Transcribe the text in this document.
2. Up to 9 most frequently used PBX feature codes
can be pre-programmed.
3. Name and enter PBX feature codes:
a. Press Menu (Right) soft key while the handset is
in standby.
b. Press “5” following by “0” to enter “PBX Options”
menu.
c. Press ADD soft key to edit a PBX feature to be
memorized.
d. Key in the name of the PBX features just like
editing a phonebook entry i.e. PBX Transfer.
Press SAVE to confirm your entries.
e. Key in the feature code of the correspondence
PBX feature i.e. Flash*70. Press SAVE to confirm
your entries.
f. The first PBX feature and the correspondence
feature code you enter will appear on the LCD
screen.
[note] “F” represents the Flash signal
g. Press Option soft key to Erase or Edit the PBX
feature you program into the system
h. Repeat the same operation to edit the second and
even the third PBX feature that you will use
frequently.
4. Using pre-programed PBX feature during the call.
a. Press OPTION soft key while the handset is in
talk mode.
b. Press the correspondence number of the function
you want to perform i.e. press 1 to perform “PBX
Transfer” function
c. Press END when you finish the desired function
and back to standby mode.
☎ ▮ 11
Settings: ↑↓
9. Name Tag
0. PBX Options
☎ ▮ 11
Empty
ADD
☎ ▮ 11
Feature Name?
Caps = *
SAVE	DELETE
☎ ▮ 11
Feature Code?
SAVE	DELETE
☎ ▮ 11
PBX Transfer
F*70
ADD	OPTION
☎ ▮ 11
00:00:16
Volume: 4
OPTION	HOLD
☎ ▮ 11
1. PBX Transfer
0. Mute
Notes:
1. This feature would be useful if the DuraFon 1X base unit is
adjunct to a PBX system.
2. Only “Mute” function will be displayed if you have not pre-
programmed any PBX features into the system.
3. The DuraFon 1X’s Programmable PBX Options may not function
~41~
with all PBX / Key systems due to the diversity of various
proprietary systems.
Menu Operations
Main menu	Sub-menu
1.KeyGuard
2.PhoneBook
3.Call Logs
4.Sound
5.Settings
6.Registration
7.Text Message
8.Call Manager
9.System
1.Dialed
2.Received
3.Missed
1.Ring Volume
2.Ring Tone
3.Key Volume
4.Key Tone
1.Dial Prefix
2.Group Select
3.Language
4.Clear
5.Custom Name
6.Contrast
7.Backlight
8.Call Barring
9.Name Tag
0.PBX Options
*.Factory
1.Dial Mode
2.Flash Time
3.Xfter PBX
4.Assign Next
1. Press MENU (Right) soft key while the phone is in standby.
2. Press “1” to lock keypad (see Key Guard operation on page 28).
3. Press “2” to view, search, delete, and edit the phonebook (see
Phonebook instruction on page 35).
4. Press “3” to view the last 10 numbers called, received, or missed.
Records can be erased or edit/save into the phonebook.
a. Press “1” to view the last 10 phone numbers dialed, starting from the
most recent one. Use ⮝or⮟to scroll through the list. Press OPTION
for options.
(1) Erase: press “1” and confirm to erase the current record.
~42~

WHAT YOU HAVE TO DO | Check each line above for the word "last", and copy the lines where it appears.

REPLY TO THE EXERCISE |
4. Press “3” to view the last 10 numbers called, received, or missed.
a. Press “1” to view the last 10 phone numbers dialed, starting from the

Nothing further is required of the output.